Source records
/---

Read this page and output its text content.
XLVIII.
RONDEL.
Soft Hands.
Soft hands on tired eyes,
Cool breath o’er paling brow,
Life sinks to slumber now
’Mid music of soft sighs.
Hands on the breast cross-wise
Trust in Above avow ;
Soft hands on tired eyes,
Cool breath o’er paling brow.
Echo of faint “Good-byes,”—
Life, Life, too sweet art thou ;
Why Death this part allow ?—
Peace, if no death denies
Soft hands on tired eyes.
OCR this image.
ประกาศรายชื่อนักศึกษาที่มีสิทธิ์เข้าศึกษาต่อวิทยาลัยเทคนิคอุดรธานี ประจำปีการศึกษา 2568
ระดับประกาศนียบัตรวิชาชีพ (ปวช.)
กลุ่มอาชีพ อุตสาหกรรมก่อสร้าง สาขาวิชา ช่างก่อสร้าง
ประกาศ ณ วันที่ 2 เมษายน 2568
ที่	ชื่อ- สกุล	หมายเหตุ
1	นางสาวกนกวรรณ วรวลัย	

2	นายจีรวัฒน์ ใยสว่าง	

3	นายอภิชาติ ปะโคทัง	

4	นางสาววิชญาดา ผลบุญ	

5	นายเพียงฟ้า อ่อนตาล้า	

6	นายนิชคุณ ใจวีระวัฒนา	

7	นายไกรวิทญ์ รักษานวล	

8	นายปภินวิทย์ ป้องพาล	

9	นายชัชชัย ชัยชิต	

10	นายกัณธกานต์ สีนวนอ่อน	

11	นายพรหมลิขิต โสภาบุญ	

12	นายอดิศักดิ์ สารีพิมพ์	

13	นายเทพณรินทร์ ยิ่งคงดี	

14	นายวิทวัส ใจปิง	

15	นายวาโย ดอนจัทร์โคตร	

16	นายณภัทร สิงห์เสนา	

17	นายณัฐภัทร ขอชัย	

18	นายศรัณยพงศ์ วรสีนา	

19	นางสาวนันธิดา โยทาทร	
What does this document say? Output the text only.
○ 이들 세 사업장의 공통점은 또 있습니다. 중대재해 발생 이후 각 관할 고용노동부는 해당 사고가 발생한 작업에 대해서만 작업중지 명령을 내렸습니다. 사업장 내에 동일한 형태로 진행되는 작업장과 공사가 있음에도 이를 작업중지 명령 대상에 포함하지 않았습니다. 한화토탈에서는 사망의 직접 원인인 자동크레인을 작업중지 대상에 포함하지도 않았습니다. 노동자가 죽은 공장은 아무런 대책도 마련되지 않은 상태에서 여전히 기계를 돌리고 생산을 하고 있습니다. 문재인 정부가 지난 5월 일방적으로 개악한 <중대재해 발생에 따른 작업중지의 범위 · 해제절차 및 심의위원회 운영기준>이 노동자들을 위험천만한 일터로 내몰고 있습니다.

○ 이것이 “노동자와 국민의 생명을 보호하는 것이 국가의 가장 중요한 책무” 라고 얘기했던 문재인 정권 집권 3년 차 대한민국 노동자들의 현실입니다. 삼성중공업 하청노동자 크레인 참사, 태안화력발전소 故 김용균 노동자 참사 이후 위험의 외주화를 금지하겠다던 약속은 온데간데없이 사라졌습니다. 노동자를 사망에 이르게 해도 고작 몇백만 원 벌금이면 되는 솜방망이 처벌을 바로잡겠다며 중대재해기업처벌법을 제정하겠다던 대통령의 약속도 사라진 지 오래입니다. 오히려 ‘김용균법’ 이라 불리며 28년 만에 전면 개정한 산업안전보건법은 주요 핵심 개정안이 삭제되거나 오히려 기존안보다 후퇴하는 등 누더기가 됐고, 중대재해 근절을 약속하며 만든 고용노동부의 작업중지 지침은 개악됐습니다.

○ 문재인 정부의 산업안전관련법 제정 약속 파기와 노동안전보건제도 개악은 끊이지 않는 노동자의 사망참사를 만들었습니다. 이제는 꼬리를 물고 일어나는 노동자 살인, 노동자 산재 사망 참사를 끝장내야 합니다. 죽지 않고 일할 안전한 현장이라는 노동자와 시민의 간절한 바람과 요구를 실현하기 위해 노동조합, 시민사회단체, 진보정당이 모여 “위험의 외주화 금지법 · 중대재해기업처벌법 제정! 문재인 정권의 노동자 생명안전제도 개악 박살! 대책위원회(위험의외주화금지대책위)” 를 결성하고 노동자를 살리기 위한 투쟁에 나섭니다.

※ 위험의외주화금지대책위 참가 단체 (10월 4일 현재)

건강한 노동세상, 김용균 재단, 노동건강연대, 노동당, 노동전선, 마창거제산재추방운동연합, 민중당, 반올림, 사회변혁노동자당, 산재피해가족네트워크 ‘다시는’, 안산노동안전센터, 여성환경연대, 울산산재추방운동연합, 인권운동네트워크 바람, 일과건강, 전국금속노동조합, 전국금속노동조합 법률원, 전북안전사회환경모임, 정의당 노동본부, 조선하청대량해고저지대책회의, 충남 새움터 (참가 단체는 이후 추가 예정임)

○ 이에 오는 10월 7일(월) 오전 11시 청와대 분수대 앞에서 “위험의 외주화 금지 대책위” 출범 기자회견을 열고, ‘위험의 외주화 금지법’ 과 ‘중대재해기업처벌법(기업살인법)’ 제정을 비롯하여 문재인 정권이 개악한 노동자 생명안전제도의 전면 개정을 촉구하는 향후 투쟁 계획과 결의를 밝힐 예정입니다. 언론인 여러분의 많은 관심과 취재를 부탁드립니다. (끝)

\---

**YOUR OBJECTIVE:**
Find every line containing the word "text", then give the total and nothing more.

**OUTPUT FOR THIS EXERCISE:**
2